__Exercise details__
Omit every image, and transcribe the remaining entries exactly as given.

══ Information provided ══

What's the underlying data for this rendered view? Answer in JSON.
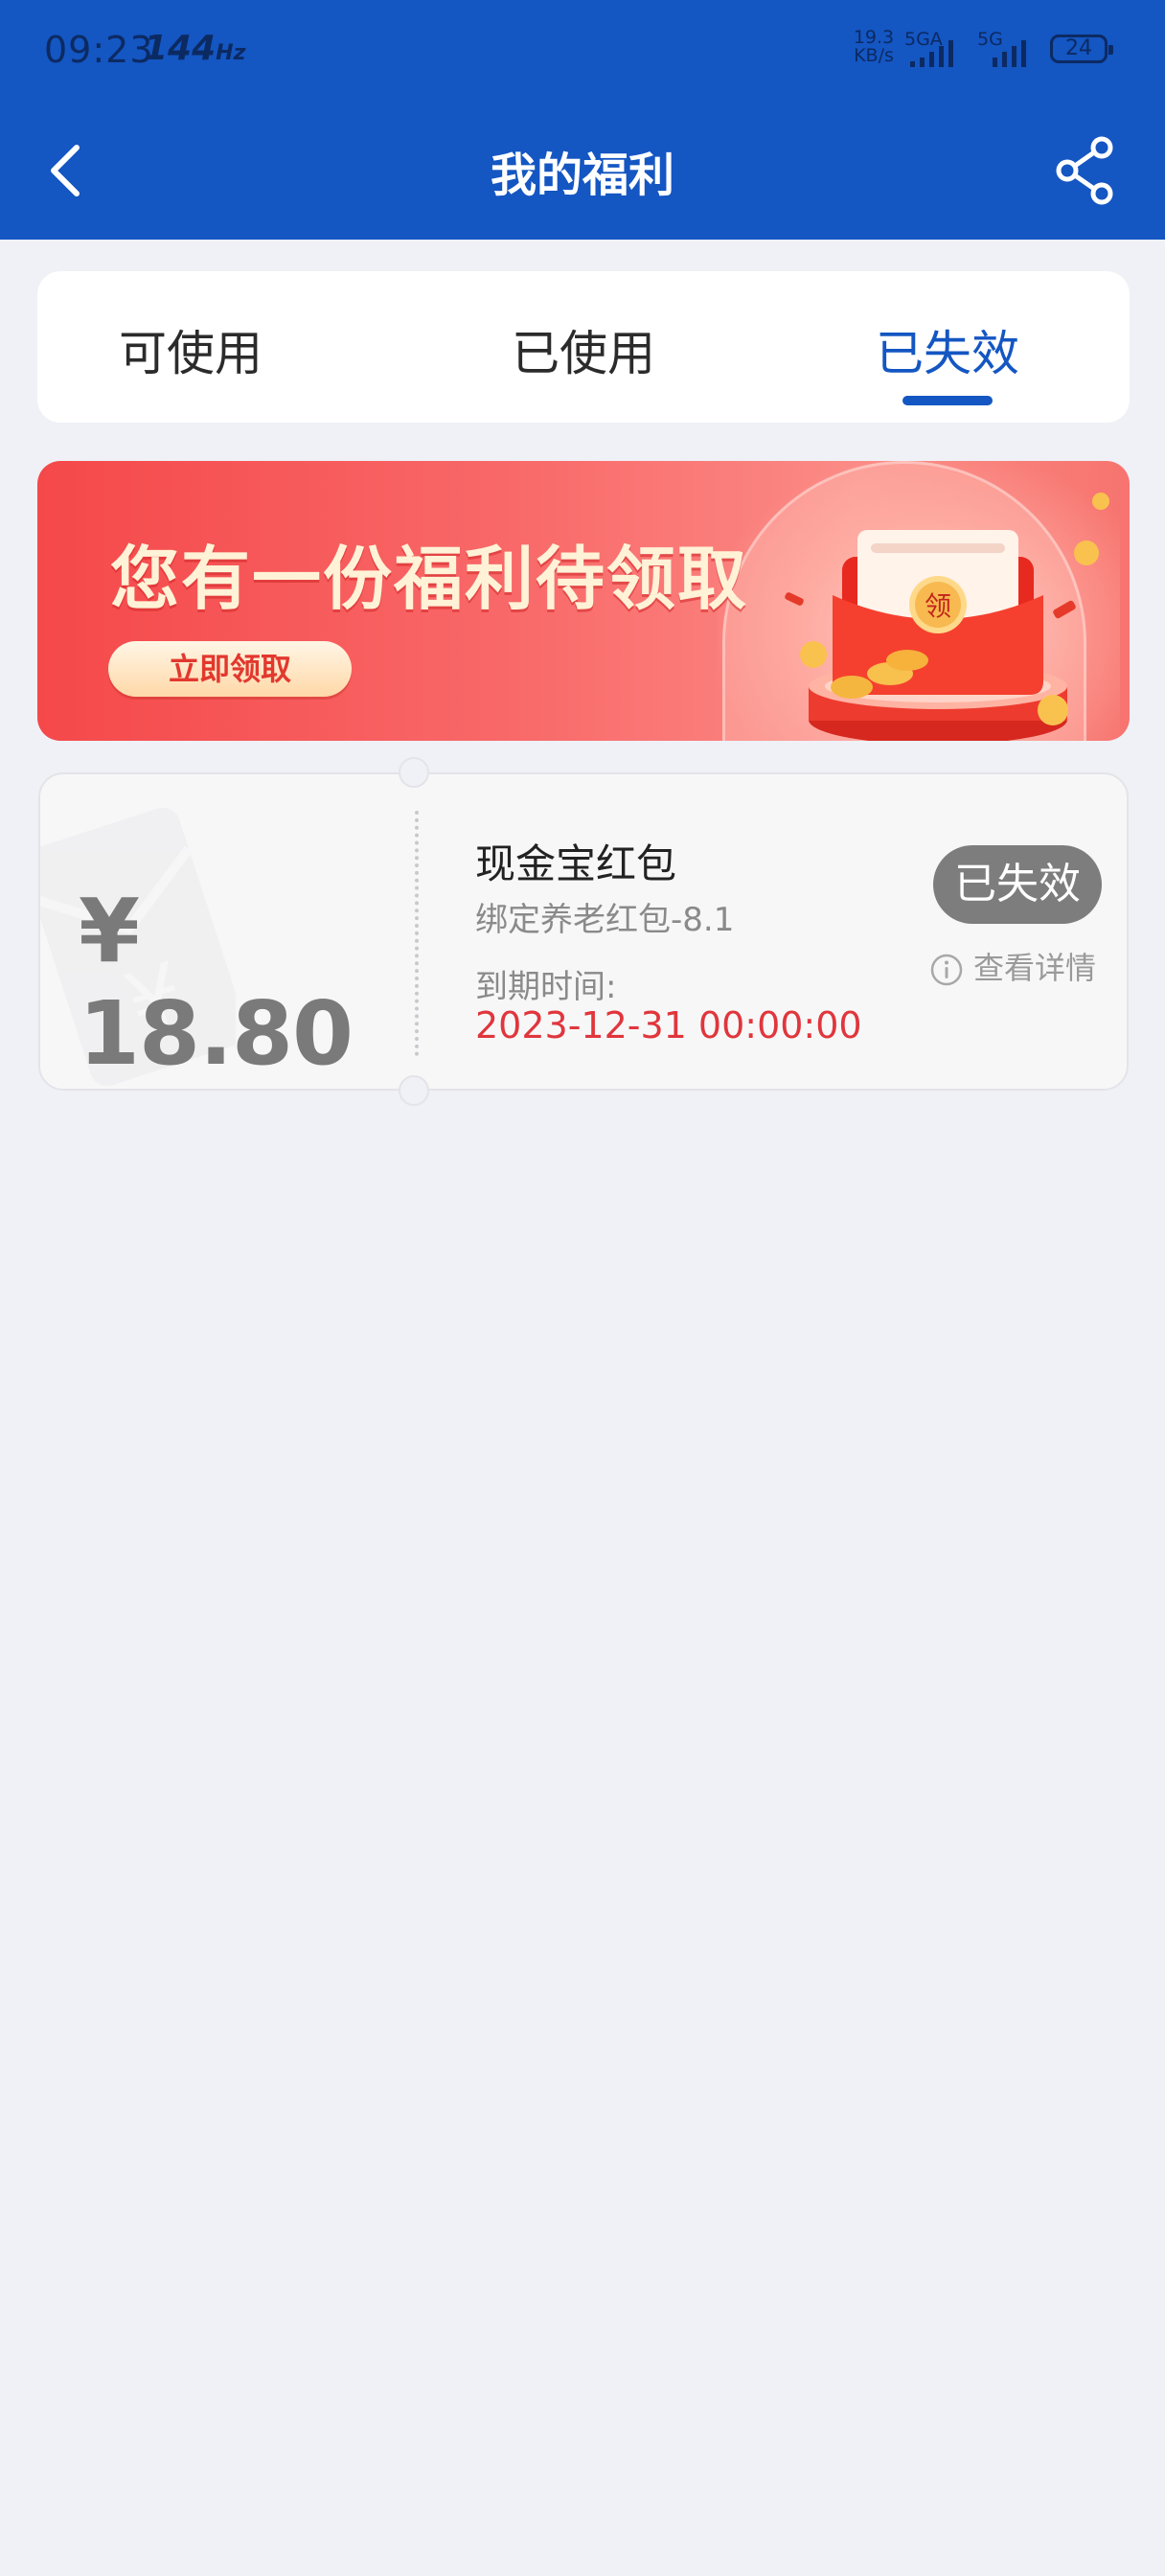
{
  "status_bar": {
    "time": "09:23",
    "refresh_rate": "144",
    "refresh_unit": "Hz",
    "net_speed_value": "19.3",
    "net_speed_unit": "KB/s",
    "sim1_label": "5GA",
    "sim2_label": "5G",
    "battery": "24"
  },
  "header": {
    "title": "我的福利",
    "back_icon": "chevron-left-icon",
    "share_icon": "share-icon",
    "color": "#1456c2"
  },
  "tabs": [
    {
      "label": "可使用",
      "active": false
    },
    {
      "label": "已使用",
      "active": false
    },
    {
      "label": "已失效",
      "active": true
    }
  ],
  "banner": {
    "title": "您有一份福利待领取",
    "button_label": "立即领取",
    "envelope_char": "领"
  },
  "coupon": {
    "currency": "¥",
    "amount": "18.80",
    "name": "现金宝红包",
    "subtitle": "绑定养老红包-8.1",
    "expire_label": "到期时间:",
    "expire_date": "2023-12-31 00:00:00",
    "status_badge": "已失效",
    "detail_label": "查看详情"
  }
}
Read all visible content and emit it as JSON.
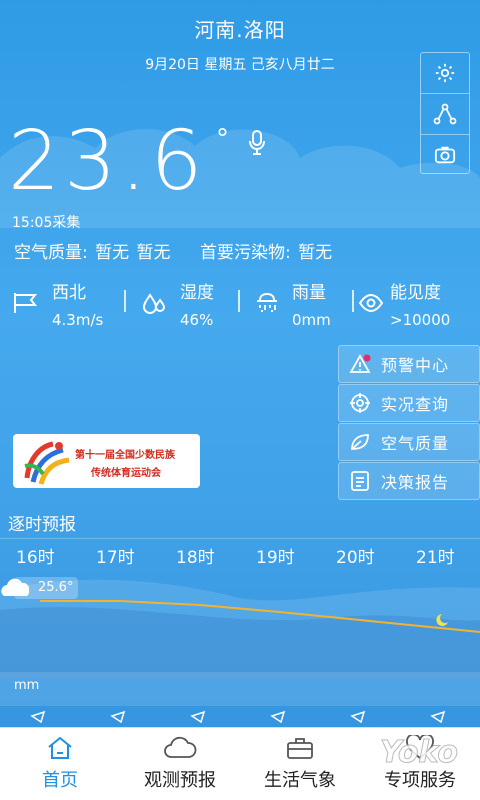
{
  "header": {
    "location": "河南.洛阳",
    "date": "9月20日  星期五  己亥八月廿二"
  },
  "side_tools": [
    "settings-icon",
    "share-icon",
    "camera-icon"
  ],
  "current": {
    "temp": "23.6",
    "deg": "°",
    "collect_time": "15:05采集"
  },
  "air": {
    "quality": "空气质量: 暂无 暂无",
    "pollutant": "首要污染物: 暂无"
  },
  "stats": [
    {
      "icon": "wind-flag-icon",
      "label": "西北",
      "value": "4.3m/s"
    },
    {
      "icon": "humidity-icon",
      "label": "湿度",
      "value": "46%"
    },
    {
      "icon": "rain-icon",
      "label": "雨量",
      "value": "0mm"
    },
    {
      "icon": "eye-icon",
      "label": "能见度",
      "value": ">10000"
    }
  ],
  "menu": [
    {
      "label": "预警中心",
      "icon": "warning-icon"
    },
    {
      "label": "实况查询",
      "icon": "target-icon"
    },
    {
      "label": "空气质量",
      "icon": "leaf-icon"
    },
    {
      "label": "决策报告",
      "icon": "report-icon"
    }
  ],
  "banner": {
    "line1": "第十一届全国少数民族",
    "line2": "传统体育运动会"
  },
  "hourly": {
    "title": "逐时预报",
    "hours": [
      "16时",
      "17时",
      "18时",
      "19时",
      "20时",
      "21时"
    ],
    "first_temp": "25.6°",
    "unit": "mm"
  },
  "tabs": [
    {
      "label": "首页",
      "icon": "home-icon",
      "active": true
    },
    {
      "label": "观测预报",
      "icon": "cloud-icon",
      "active": false
    },
    {
      "label": "生活气象",
      "icon": "briefcase-icon",
      "active": false
    },
    {
      "label": "专项服务",
      "icon": "heart-icon",
      "active": false
    }
  ],
  "watermark": "Yoko",
  "colors": {
    "accent": "#1e90e6",
    "temp_line": "#f3b22f",
    "sky": "#3e9fe6"
  }
}
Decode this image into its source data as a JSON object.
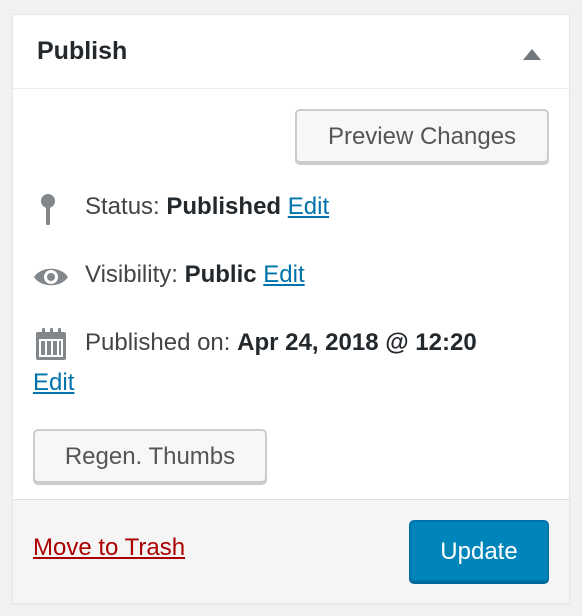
{
  "panel": {
    "title": "Publish"
  },
  "actions": {
    "preview_label": "Preview Changes",
    "regen_label": "Regen. Thumbs"
  },
  "status": {
    "label": "Status:",
    "value": "Published",
    "edit_label": "Edit"
  },
  "visibility": {
    "label": "Visibility:",
    "value": "Public",
    "edit_label": "Edit"
  },
  "published_on": {
    "label": "Published on:",
    "value": "Apr 24, 2018 @ 12:20",
    "edit_label": "Edit"
  },
  "footer": {
    "trash_label": "Move to Trash",
    "update_label": "Update"
  },
  "colors": {
    "link": "#0073aa",
    "trash": "#aa0000",
    "primary": "#0085ba",
    "icon": "#82878c"
  },
  "icons": {
    "status": "pin-icon",
    "visibility": "eye-icon",
    "published_on": "calendar-icon",
    "toggle": "triangle-up-icon"
  }
}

═══

__Worked solution__
What's the underlying data for this rendered view? Answer in JSON.
{
  "status_bar": {
    "time": "09:23",
    "refresh_rate": "144",
    "refresh_unit": "Hz",
    "net_speed_value": "19.3",
    "net_speed_unit": "KB/s",
    "sim1_label": "5GA",
    "sim2_label": "5G",
    "battery": "24"
  },
  "header": {
    "title": "我的福利",
    "back_icon": "chevron-left-icon",
    "share_icon": "share-icon",
    "color": "#1456c2"
  },
  "tabs": [
    {
      "label": "可使用",
      "active": false
    },
    {
      "label": "已使用",
      "active": false
    },
    {
      "label": "已失效",
      "active": true
    }
  ],
  "banner": {
    "title": "您有一份福利待领取",
    "button_label": "立即领取",
    "envelope_char": "领"
  },
  "coupon": {
    "currency": "¥",
    "amount": "18.80",
    "name": "现金宝红包",
    "subtitle": "绑定养老红包-8.1",
    "expire_label": "到期时间:",
    "expire_date": "2023-12-31 00:00:00",
    "status_badge": "已失效",
    "detail_label": "查看详情"
  }
}
Read all visible content and emit it as JSON.
{
  "header": {
    "location": "河南.洛阳",
    "date": "9月20日  星期五  己亥八月廿二"
  },
  "side_tools": [
    "settings-icon",
    "share-icon",
    "camera-icon"
  ],
  "current": {
    "temp": "23.6",
    "deg": "°",
    "collect_time": "15:05采集"
  },
  "air": {
    "quality": "空气质量: 暂无 暂无",
    "pollutant": "首要污染物: 暂无"
  },
  "stats": [
    {
      "icon": "wind-flag-icon",
      "label": "西北",
      "value": "4.3m/s"
    },
    {
      "icon": "humidity-icon",
      "label": "湿度",
      "value": "46%"
    },
    {
      "icon": "rain-icon",
      "label": "雨量",
      "value": "0mm"
    },
    {
      "icon": "eye-icon",
      "label": "能见度",
      "value": ">10000"
    }
  ],
  "menu": [
    {
      "label": "预警中心",
      "icon": "warning-icon"
    },
    {
      "label": "实况查询",
      "icon": "target-icon"
    },
    {
      "label": "空气质量",
      "icon": "leaf-icon"
    },
    {
      "label": "决策报告",
      "icon": "report-icon"
    }
  ],
  "banner": {
    "line1": "第十一届全国少数民族",
    "line2": "传统体育运动会"
  },
  "hourly": {
    "title": "逐时预报",
    "hours": [
      "16时",
      "17时",
      "18时",
      "19时",
      "20时",
      "21时"
    ],
    "first_temp": "25.6°",
    "unit": "mm"
  },
  "tabs": [
    {
      "label": "首页",
      "icon": "home-icon",
      "active": true
    },
    {
      "label": "观测预报",
      "icon": "cloud-icon",
      "active": false
    },
    {
      "label": "生活气象",
      "icon": "briefcase-icon",
      "active": false
    },
    {
      "label": "专项服务",
      "icon": "heart-icon",
      "active": false
    }
  ],
  "watermark": "Yoko",
  "colors": {
    "accent": "#1e90e6",
    "temp_line": "#f3b22f",
    "sky": "#3e9fe6"
  }
}
Decode this image into its source data as a JSON object.
{
  "panel": {
    "title": "Publish"
  },
  "actions": {
    "preview_label": "Preview Changes",
    "regen_label": "Regen. Thumbs"
  },
  "status": {
    "label": "Status:",
    "value": "Published",
    "edit_label": "Edit"
  },
  "visibility": {
    "label": "Visibility:",
    "value": "Public",
    "edit_label": "Edit"
  },
  "published_on": {
    "label": "Published on:",
    "value": "Apr 24, 2018 @ 12:20",
    "edit_label": "Edit"
  },
  "footer": {
    "trash_label": "Move to Trash",
    "update_label": "Update"
  },
  "colors": {
    "link": "#0073aa",
    "trash": "#aa0000",
    "primary": "#0085ba",
    "icon": "#82878c"
  },
  "icons": {
    "status": "pin-icon",
    "visibility": "eye-icon",
    "published_on": "calendar-icon",
    "toggle": "triangle-up-icon"
  }
}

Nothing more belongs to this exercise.